What you should do:
Please restate the following records word for word.

Information supplied:
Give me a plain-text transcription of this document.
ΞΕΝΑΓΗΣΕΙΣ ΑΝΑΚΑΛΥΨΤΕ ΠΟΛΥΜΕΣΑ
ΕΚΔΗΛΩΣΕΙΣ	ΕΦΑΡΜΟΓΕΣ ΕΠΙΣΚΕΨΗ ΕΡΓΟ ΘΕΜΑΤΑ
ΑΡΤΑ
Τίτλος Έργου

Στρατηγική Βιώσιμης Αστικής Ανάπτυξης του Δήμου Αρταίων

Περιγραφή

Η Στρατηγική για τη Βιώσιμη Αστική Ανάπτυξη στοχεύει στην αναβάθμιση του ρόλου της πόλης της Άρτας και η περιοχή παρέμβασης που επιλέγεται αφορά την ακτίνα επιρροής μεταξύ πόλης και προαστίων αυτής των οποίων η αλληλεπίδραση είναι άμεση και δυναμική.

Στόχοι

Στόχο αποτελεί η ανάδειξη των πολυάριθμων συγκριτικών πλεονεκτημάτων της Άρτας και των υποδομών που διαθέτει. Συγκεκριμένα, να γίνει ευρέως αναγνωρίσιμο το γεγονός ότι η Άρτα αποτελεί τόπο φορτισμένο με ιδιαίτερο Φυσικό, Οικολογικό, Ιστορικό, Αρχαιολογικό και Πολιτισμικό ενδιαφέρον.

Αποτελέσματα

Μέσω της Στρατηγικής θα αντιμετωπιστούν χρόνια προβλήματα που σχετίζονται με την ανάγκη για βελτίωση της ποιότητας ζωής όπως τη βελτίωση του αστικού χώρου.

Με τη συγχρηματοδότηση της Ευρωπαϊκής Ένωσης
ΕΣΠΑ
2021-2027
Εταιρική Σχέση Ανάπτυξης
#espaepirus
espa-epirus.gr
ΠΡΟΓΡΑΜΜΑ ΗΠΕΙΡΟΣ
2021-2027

In response:
Give me a plain-text transcription of this document.
ΞΕΝΑΓΗΣΕΙΣ ΑΝΑΚΑΛΥΨΤΕ ΠΟΛΥΜΕΣΑ
ΕΚΔΗΛΩΣΕΙΣ	ΕΦΑΡΜΟΓΕΣ ΕΠΙΣΚΕΨΗ ΕΡΓΟ ΘΕΜΑΤΑ
ΑΡΤΑ
Τίτλος Έργου

Στρατηγική Βιώσιμης Αστικής Ανάπτυξης του Δήμου Αρταίων

Περιγραφή

Η Στρατηγική για τη Βιώσιμη Αστική Ανάπτυξη στοχεύει στην αναβάθμιση του ρόλου της πόλης της Άρτας και η περιοχή παρέμβασης που επιλέγεται αφορά την ακτίνα επιρροής μεταξύ πόλης και προαστίων αυτής των οποίων η αλληλεπίδραση είναι άμεση και δυναμική.

Στόχοι

Στόχο αποτελεί η ανάδειξη των πολυάριθμων συγκριτικών πλεονεκτημάτων της Άρτας και των υποδομών που διαθέτει. Συγκεκριμένα, να γίνει ευρέως αναγνωρίσιμο το γεγονός ότι η Άρτα αποτελεί τόπο φορτισμένο με ιδιαίτερο Φυσικό, Οικολογικό, Ιστορικό, Αρχαιολογικό και Πολιτισμικό ενδιαφέρον.

Αποτελέσματα

Μέσω της Στρατηγικής θα αντιμετωπιστούν χρόνια προβλήματα που σχετίζονται με την ανάγκη για βελτίωση της ποιότητας ζωής όπως τη βελτίωση του αστικού χώρου.

Με τη συγχρηματοδότηση της Ευρωπαϊκής Ένωσης
ΕΣΠΑ
2021-2027
Εταιρική Σχέση Ανάπτυξης
#espaepirus
espa-epirus.gr
ΠΡΟΓΡΑΜΜΑ ΗΠΕΙΡΟΣ
2021-2027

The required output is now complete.